● YOUR OBJECTIVE: Reply with the count of lines holding "JSON", nothing more.
--------
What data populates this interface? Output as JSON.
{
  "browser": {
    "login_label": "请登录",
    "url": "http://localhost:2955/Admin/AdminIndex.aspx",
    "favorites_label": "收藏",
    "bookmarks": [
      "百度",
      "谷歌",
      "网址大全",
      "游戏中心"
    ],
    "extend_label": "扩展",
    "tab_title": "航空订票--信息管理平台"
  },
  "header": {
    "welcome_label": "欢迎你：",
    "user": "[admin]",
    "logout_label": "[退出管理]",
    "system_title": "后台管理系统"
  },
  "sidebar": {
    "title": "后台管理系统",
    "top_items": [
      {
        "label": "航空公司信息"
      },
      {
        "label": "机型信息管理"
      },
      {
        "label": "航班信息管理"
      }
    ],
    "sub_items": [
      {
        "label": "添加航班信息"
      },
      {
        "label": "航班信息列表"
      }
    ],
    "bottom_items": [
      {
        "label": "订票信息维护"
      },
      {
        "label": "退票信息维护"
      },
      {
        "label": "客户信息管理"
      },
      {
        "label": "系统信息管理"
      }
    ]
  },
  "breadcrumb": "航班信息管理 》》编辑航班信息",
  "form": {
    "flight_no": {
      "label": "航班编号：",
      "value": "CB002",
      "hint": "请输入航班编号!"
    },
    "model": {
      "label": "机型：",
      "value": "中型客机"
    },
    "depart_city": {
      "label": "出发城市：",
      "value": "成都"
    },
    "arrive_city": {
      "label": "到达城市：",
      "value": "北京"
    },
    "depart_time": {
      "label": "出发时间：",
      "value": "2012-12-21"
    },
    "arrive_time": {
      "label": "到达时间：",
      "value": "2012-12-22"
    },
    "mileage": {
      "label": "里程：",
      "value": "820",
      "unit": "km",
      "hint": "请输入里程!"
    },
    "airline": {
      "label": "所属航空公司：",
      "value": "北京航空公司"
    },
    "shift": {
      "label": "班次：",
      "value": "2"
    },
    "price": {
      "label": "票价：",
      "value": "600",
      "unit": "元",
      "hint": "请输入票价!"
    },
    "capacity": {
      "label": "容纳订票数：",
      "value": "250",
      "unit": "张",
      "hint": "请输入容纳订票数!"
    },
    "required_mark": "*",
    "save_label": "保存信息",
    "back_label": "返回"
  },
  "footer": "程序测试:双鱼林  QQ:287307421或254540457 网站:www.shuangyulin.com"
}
--------
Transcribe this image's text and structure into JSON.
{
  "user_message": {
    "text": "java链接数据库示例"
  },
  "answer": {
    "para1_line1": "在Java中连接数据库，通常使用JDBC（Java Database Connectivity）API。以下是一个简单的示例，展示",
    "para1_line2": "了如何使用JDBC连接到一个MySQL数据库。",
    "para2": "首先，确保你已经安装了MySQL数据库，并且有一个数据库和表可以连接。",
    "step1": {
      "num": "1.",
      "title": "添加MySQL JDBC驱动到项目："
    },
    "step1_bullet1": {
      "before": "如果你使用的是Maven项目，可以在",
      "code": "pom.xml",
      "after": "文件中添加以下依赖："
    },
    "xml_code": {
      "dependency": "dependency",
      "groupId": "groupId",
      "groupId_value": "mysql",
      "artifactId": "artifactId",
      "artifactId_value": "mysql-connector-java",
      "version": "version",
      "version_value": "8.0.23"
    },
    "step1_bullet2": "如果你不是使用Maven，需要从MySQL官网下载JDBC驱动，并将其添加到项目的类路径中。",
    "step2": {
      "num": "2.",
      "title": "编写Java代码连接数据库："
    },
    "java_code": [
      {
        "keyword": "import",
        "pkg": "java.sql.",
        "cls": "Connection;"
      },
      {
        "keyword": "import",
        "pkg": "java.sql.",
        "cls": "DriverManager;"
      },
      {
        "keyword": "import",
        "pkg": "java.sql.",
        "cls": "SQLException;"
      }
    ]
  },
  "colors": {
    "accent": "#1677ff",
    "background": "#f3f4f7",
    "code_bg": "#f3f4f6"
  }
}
--------
● SOLUTION TO THIS EXERCISE: 2